WRITTEN INSTRUCTION: Each record must be reproduced exactly as it is shown.

THE RECORDS:

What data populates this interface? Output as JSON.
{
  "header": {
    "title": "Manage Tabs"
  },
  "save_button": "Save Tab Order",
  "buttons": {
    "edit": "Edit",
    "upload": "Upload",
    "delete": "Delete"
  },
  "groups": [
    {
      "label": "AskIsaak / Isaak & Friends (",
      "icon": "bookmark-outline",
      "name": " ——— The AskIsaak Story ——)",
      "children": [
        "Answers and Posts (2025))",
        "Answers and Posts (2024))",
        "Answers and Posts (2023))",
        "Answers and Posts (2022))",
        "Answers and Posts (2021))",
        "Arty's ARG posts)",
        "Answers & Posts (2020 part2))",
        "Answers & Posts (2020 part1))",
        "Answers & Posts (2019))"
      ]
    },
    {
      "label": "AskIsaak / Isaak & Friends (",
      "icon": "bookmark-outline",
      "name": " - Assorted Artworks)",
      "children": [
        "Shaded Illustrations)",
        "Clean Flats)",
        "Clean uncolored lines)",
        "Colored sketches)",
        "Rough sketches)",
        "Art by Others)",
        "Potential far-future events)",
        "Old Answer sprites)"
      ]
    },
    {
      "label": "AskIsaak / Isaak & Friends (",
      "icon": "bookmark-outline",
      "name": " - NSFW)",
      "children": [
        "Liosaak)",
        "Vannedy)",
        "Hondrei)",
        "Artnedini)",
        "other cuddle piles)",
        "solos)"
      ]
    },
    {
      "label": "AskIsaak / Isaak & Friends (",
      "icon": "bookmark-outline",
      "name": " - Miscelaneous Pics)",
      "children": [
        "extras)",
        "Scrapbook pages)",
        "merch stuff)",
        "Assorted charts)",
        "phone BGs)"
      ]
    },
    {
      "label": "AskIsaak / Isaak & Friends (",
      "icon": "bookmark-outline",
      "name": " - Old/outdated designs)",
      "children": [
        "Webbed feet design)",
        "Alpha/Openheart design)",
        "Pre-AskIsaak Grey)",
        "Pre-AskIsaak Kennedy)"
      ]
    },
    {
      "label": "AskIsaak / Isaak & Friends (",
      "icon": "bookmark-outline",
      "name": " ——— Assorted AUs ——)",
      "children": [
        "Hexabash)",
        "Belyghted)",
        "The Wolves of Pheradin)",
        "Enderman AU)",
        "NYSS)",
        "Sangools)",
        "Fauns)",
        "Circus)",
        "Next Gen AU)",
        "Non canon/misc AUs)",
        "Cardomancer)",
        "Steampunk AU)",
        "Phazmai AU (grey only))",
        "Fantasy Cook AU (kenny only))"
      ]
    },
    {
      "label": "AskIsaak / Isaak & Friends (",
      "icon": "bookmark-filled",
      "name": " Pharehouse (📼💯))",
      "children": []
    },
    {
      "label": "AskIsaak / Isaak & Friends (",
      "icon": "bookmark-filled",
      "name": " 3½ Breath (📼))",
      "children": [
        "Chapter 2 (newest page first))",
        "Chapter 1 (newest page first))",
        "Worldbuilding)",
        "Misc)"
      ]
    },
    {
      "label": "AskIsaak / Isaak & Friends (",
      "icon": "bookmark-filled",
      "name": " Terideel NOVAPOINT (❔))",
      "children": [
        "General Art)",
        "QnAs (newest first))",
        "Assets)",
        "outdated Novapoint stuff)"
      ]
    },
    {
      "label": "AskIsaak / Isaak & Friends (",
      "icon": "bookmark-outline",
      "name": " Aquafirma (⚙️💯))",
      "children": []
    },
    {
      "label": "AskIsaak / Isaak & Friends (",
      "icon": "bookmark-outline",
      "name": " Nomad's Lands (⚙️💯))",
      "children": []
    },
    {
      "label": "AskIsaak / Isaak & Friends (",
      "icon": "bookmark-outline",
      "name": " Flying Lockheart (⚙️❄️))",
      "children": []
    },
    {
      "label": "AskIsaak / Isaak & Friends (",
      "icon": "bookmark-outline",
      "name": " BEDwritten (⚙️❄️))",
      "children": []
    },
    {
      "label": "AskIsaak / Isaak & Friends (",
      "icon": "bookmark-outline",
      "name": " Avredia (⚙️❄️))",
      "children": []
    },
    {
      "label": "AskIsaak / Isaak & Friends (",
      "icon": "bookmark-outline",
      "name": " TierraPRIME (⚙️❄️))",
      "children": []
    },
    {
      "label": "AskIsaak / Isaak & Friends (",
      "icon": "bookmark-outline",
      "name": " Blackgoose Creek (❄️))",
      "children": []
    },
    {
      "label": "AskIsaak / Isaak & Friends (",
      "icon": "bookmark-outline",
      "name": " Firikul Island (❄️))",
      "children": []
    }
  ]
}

THE OUTPUT:
What data populates this interface? Output as JSON.
{
  "header": {
    "title": "Manage Tabs"
  },
  "save_button": "Save Tab Order",
  "buttons": {
    "edit": "Edit",
    "upload": "Upload",
    "delete": "Delete"
  },
  "groups": [
    {
      "label": "AskIsaak / Isaak & Friends (",
      "icon": "bookmark-outline",
      "name": " ——— The AskIsaak Story ——)",
      "children": [
        "Answers and Posts (2025))",
        "Answers and Posts (2024))",
        "Answers and Posts (2023))",
        "Answers and Posts (2022))",
        "Answers and Posts (2021))",
        "Arty's ARG posts)",
        "Answers & Posts (2020 part2))",
        "Answers & Posts (2020 part1))",
        "Answers & Posts (2019))"
      ]
    },
    {
      "label": "AskIsaak / Isaak & Friends (",
      "icon": "bookmark-outline",
      "name": " - Assorted Artworks)",
      "children": [
        "Shaded Illustrations)",
        "Clean Flats)",
        "Clean uncolored lines)",
        "Colored sketches)",
        "Rough sketches)",
        "Art by Others)",
        "Potential far-future events)",
        "Old Answer sprites)"
      ]
    },
    {
      "label": "AskIsaak / Isaak & Friends (",
      "icon": "bookmark-outline",
      "name": " - NSFW)",
      "children": [
        "Liosaak)",
        "Vannedy)",
        "Hondrei)",
        "Artnedini)",
        "other cuddle piles)",
        "solos)"
      ]
    },
    {
      "label": "AskIsaak / Isaak & Friends (",
      "icon": "bookmark-outline",
      "name": " - Miscelaneous Pics)",
      "children": [
        "extras)",
        "Scrapbook pages)",
        "merch stuff)",
        "Assorted charts)",
        "phone BGs)"
      ]
    },
    {
      "label": "AskIsaak / Isaak & Friends (",
      "icon": "bookmark-outline",
      "name": " - Old/outdated designs)",
      "children": [
        "Webbed feet design)",
        "Alpha/Openheart design)",
        "Pre-AskIsaak Grey)",
        "Pre-AskIsaak Kennedy)"
      ]
    },
    {
      "label": "AskIsaak / Isaak & Friends (",
      "icon": "bookmark-outline",
      "name": " ——— Assorted AUs ——)",
      "children": [
        "Hexabash)",
        "Belyghted)",
        "The Wolves of Pheradin)",
        "Enderman AU)",
        "NYSS)",
        "Sangools)",
        "Fauns)",
        "Circus)",
        "Next Gen AU)",
        "Non canon/misc AUs)",
        "Cardomancer)",
        "Steampunk AU)",
        "Phazmai AU (grey only))",
        "Fantasy Cook AU (kenny only))"
      ]
    },
    {
      "label": "AskIsaak / Isaak & Friends (",
      "icon": "bookmark-filled",
      "name": " Pharehouse (📼💯))",
      "children": []
    },
    {
      "label": "AskIsaak / Isaak & Friends (",
      "icon": "bookmark-filled",
      "name": " 3½ Breath (📼))",
      "children": [
        "Chapter 2 (newest page first))",
        "Chapter 1 (newest page first))",
        "Worldbuilding)",
        "Misc)"
      ]
    },
    {
      "label": "AskIsaak / Isaak & Friends (",
      "icon": "bookmark-filled",
      "name": " Terideel NOVAPOINT (❔))",
      "children": [
        "General Art)",
        "QnAs (newest first))",
        "Assets)",
        "outdated Novapoint stuff)"
      ]
    },
    {
      "label": "AskIsaak / Isaak & Friends (",
      "icon": "bookmark-outline",
      "name": " Aquafirma (⚙️💯))",
      "children": []
    },
    {
      "label": "AskIsaak / Isaak & Friends (",
      "icon": "bookmark-outline",
      "name": " Nomad's Lands (⚙️💯))",
      "children": []
    },
    {
      "label": "AskIsaak / Isaak & Friends (",
      "icon": "bookmark-outline",
      "name": " Flying Lockheart (⚙️❄️))",
      "children": []
    },
    {
      "label": "AskIsaak / Isaak & Friends (",
      "icon": "bookmark-outline",
      "name": " BEDwritten (⚙️❄️))",
      "children": []
    },
    {
      "label": "AskIsaak / Isaak & Friends (",
      "icon": "bookmark-outline",
      "name": " Avredia (⚙️❄️))",
      "children": []
    },
    {
      "label": "AskIsaak / Isaak & Friends (",
      "icon": "bookmark-outline",
      "name": " TierraPRIME (⚙️❄️))",
      "children": []
    },
    {
      "label": "AskIsaak / Isaak & Friends (",
      "icon": "bookmark-outline",
      "name": " Blackgoose Creek (❄️))",
      "children": []
    },
    {
      "label": "AskIsaak / Isaak & Friends (",
      "icon": "bookmark-outline",
      "name": " Firikul Island (❄️))",
      "children": []
    }
  ]
}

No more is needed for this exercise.